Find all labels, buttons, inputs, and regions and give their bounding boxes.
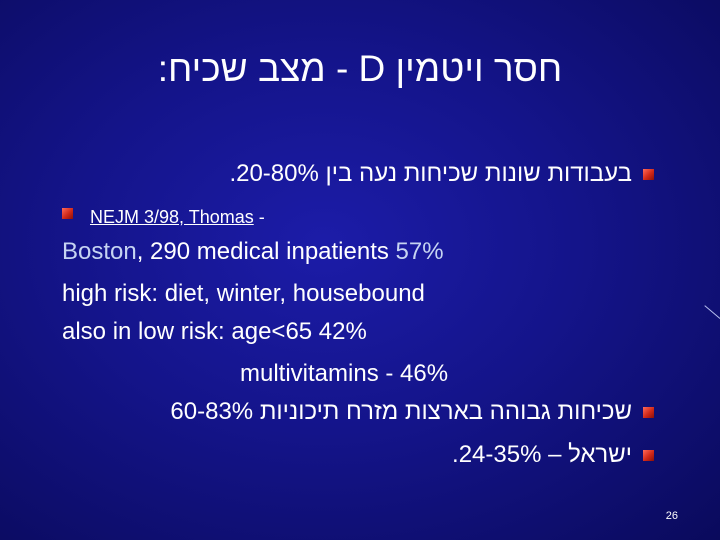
reference-dash: -	[253, 207, 265, 227]
bullet-icon-2	[62, 208, 73, 219]
bullet-israel: ישראל – 24-35%.	[452, 441, 632, 468]
bullet-prevalence-range: בעבודות שונות שכיחות נעה בין 20-80%.	[229, 160, 632, 187]
low-risk-line: also in low risk: age<65 42%	[62, 318, 367, 345]
boston-line: Boston, 290 medical inpatients 57%	[62, 238, 444, 266]
bullet-icon-4	[643, 450, 654, 461]
reference-line: NEJM 3/98, Thomas -	[90, 202, 265, 230]
multivitamins-line: multivitamins - 46%	[240, 360, 449, 387]
slide-title: חסר ויטמין D - מצב שכיח:	[157, 48, 563, 89]
bullet-icon-1	[643, 169, 654, 180]
boston-percentage: 57%	[395, 238, 444, 265]
reference-link[interactable]: NEJM 3/98, Thomas	[90, 207, 254, 227]
boston-label: Boston	[62, 238, 137, 265]
slide-number: 26	[665, 510, 678, 522]
high-risk-line: high risk: diet, winter, housebound	[62, 280, 425, 307]
bullet-middle-east: שכיחות גבוהה בארצות מזרח תיכוניות 60-83%	[170, 398, 632, 425]
bullet-icon-3	[643, 407, 654, 418]
decorative-line	[704, 305, 720, 319]
boston-detail: , 290 medical inpatients	[136, 238, 396, 265]
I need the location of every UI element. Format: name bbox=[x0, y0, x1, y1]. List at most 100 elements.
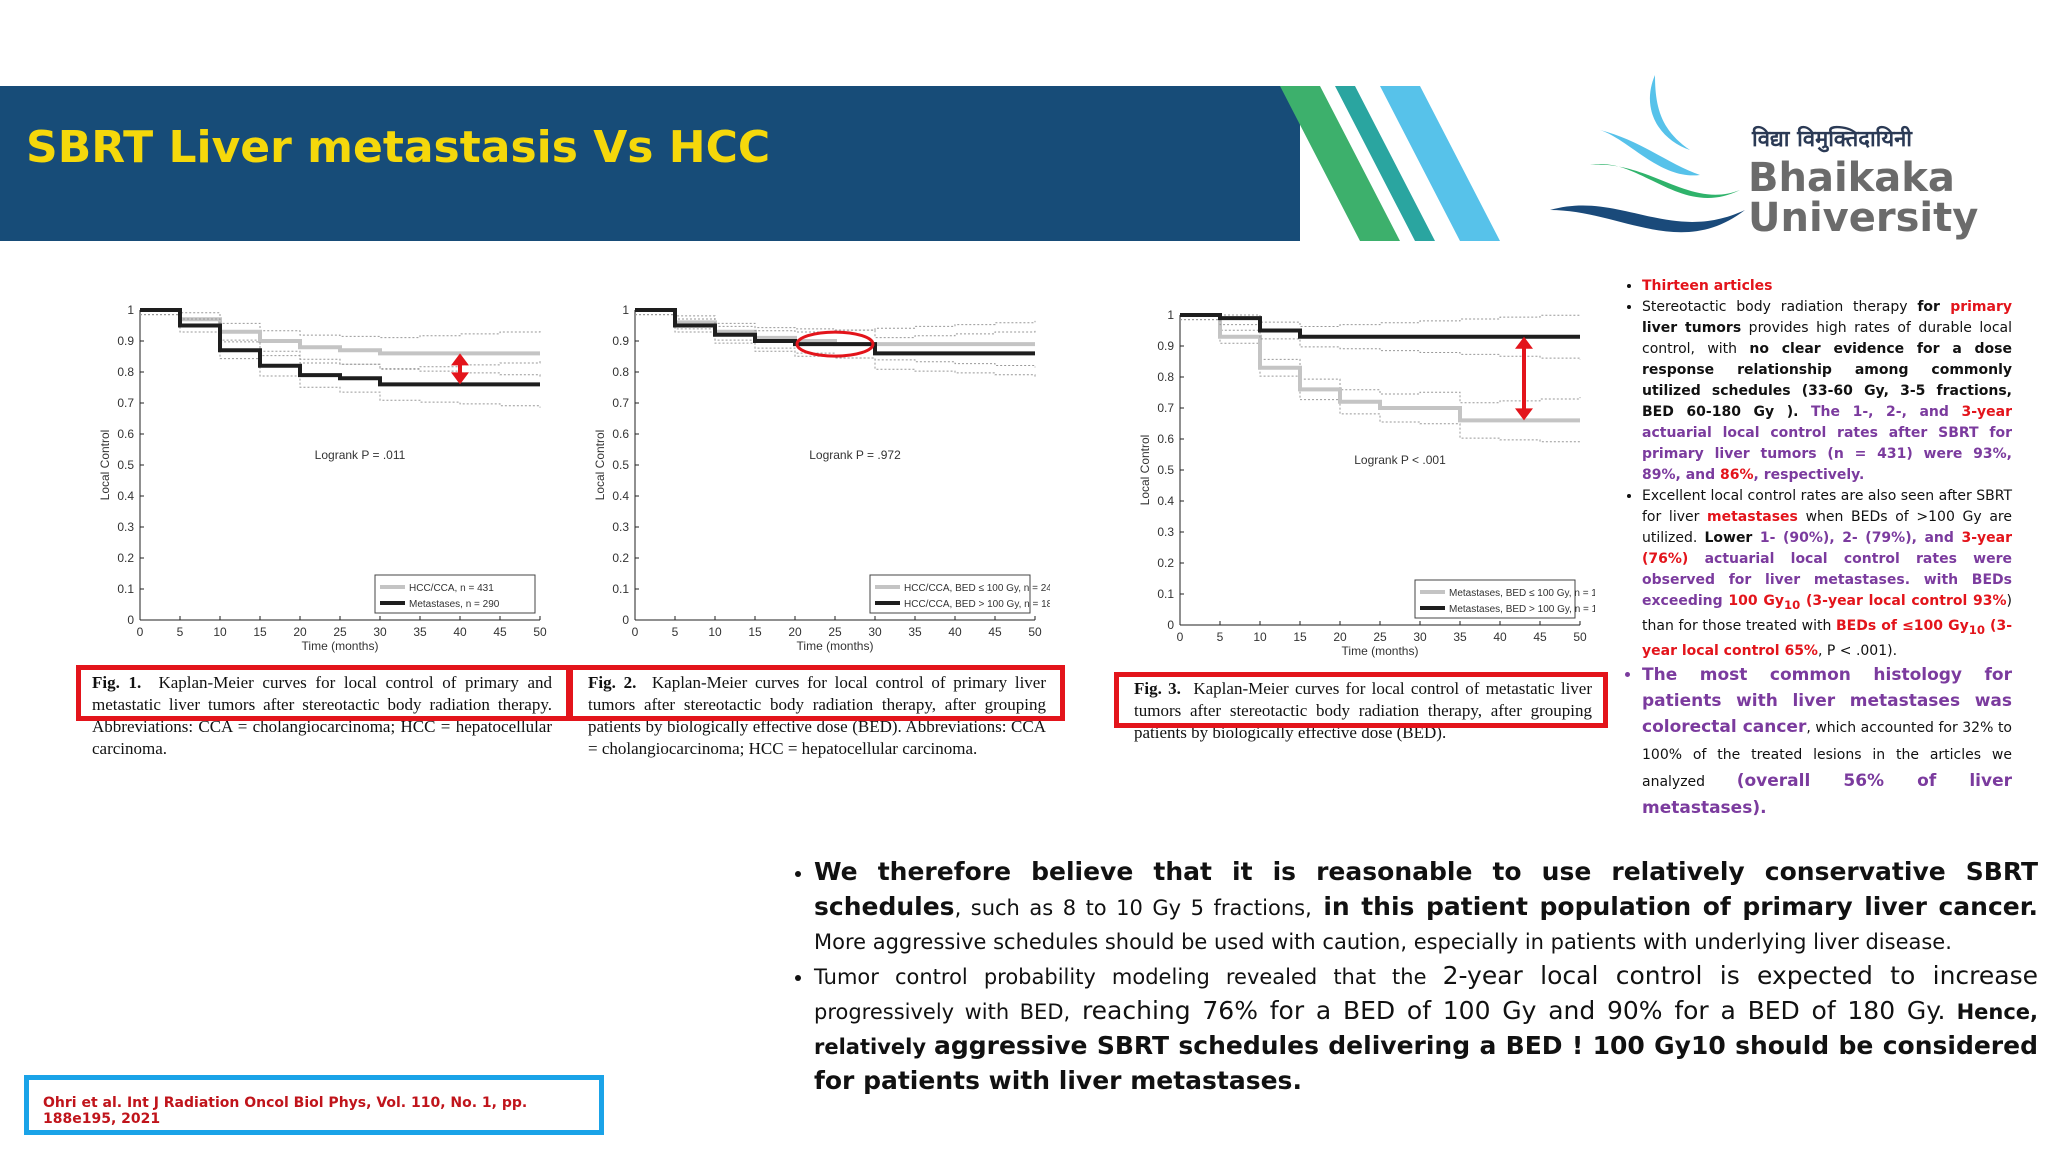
+--
Could the entries above be written out word for word, with no pictures?

» EXERCISE ANSWER:
Find all labels, buttons, inputs, and regions and give their bounding boxes.
reference-dash: -	[253, 207, 265, 227]
bullet-icon-2	[62, 208, 73, 219]
bullet-israel: ישראל – 24-35%.	[452, 441, 632, 468]
bullet-prevalence-range: בעבודות שונות שכיחות נעה בין 20-80%.	[229, 160, 632, 187]
low-risk-line: also in low risk: age<65 42%	[62, 318, 367, 345]
boston-line: Boston, 290 medical inpatients 57%	[62, 238, 444, 266]
bullet-icon-4	[643, 450, 654, 461]
reference-line: NEJM 3/98, Thomas -	[90, 202, 265, 230]
multivitamins-line: multivitamins - 46%	[240, 360, 449, 387]
slide-title: חסר ויטמין D - מצב שכיח:	[157, 48, 563, 89]
bullet-icon-1	[643, 169, 654, 180]
boston-percentage: 57%	[395, 238, 444, 265]
reference-link[interactable]: NEJM 3/98, Thomas	[90, 207, 254, 227]
boston-label: Boston	[62, 238, 137, 265]
slide-number: 26	[665, 510, 678, 522]
high-risk-line: high risk: diet, winter, housebound	[62, 280, 425, 307]
bullet-middle-east: שכיחות גבוהה בארצות מזרח תיכוניות 60-83%	[170, 398, 632, 425]
bullet-icon-3	[643, 407, 654, 418]
decorative-line	[704, 305, 720, 319]
boston-detail: , 290 medical inpatients	[136, 238, 396, 265]
I need the location of every UI element. Format: name bbox=[x0, y0, x1, y1]. List at most 100 elements.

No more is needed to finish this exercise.